Set problem | Copy out each line in the material below that has the word "Правительства".
************
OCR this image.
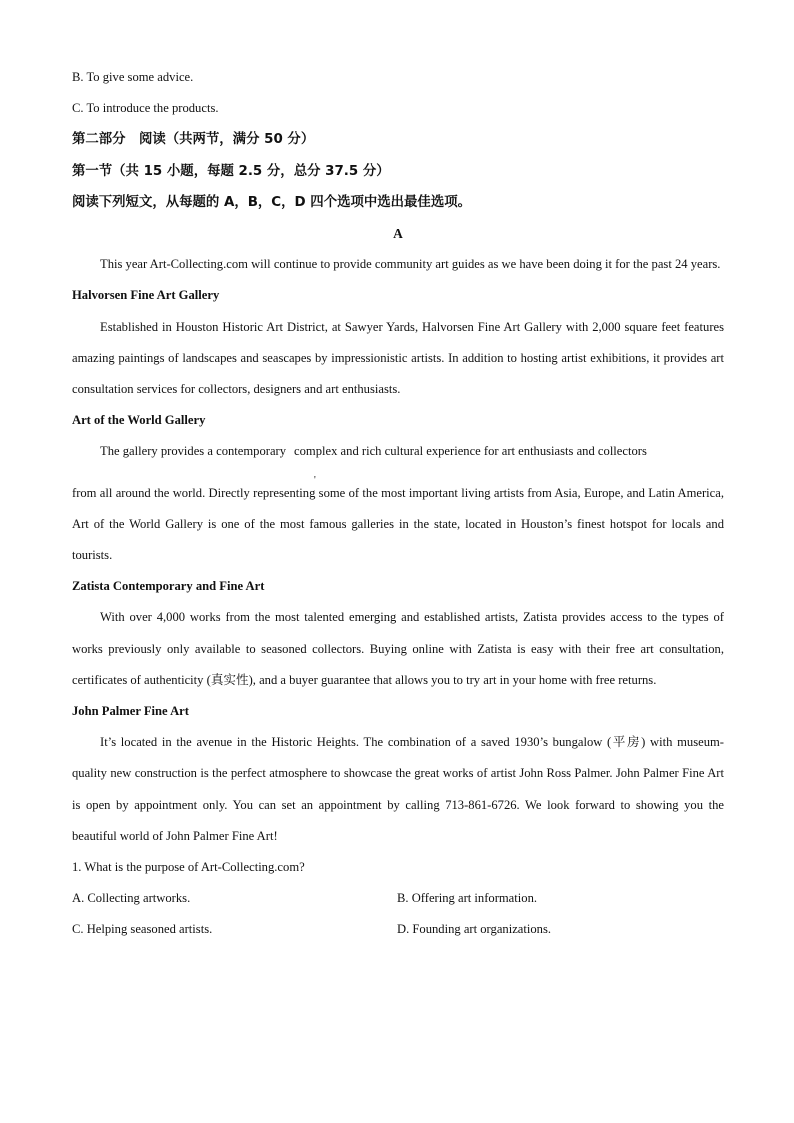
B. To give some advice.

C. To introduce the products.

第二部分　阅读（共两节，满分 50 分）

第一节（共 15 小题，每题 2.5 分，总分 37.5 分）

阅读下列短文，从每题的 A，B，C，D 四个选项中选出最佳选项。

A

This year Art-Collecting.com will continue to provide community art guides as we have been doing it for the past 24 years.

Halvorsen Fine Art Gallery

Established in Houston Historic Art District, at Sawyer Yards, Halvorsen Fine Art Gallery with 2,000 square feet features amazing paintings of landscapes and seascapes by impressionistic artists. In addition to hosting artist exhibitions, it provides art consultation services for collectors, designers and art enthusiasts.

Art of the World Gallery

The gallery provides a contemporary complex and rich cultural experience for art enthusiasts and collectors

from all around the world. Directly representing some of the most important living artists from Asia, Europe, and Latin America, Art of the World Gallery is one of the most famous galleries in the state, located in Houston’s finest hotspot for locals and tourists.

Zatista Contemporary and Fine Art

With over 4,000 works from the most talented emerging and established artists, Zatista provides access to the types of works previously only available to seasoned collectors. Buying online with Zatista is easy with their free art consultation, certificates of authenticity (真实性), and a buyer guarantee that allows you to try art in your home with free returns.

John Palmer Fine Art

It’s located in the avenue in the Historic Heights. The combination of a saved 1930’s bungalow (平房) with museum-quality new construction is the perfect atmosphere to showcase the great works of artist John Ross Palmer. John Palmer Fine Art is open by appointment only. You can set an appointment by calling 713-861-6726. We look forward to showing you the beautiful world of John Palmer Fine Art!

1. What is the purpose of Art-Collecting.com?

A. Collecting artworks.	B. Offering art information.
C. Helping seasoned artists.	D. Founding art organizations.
************
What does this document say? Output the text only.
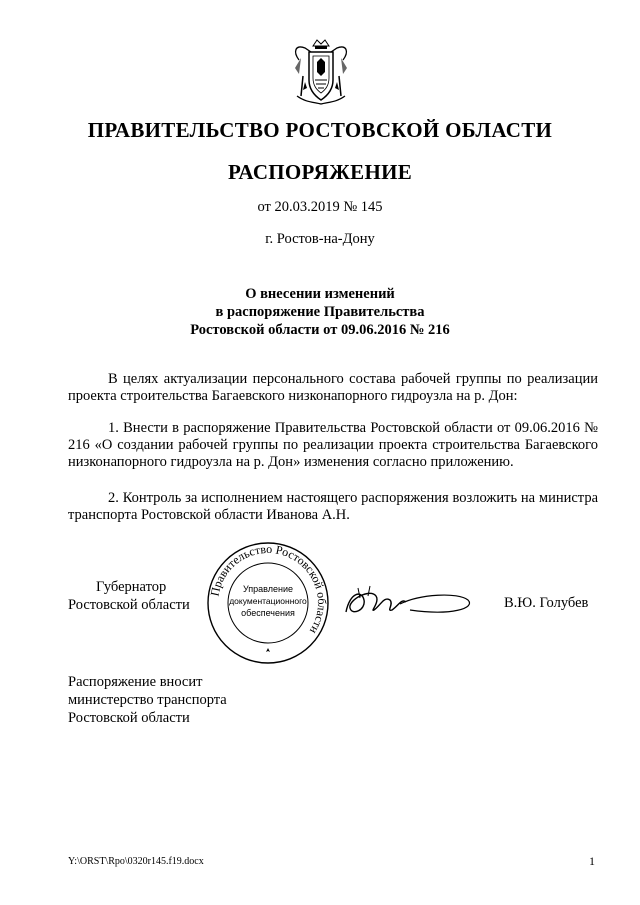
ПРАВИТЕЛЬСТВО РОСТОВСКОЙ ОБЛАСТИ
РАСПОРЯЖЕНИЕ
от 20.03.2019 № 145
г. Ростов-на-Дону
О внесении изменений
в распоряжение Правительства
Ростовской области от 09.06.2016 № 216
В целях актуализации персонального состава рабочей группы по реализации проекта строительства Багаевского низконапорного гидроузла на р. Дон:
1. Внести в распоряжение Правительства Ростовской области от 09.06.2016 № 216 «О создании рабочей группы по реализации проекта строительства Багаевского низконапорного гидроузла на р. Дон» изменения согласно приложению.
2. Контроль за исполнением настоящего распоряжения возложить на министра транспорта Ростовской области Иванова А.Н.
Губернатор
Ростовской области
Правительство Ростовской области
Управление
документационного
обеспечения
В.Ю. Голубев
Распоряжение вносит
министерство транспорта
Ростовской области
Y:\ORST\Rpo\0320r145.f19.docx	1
************
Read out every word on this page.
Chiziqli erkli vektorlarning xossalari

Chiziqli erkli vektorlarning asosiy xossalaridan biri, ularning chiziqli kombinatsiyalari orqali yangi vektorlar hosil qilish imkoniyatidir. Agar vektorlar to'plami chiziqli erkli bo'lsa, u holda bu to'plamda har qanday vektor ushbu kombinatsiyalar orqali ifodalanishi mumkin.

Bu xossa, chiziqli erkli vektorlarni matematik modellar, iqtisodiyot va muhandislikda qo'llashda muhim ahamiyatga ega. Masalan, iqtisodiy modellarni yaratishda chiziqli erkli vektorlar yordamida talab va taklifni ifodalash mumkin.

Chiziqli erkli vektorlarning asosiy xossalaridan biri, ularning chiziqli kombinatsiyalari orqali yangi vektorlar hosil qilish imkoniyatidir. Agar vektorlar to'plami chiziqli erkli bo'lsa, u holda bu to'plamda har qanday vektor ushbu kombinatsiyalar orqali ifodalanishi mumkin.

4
************
Final result |
в распоряжение Правительства
1. Внести в распоряжение Правительства Ростовской области от 09.06.2016 № 216 «О создании рабочей группы по реализации проекта строительства Багаевского низконапорного гидроузла на р. Дон» изменения согласно приложению.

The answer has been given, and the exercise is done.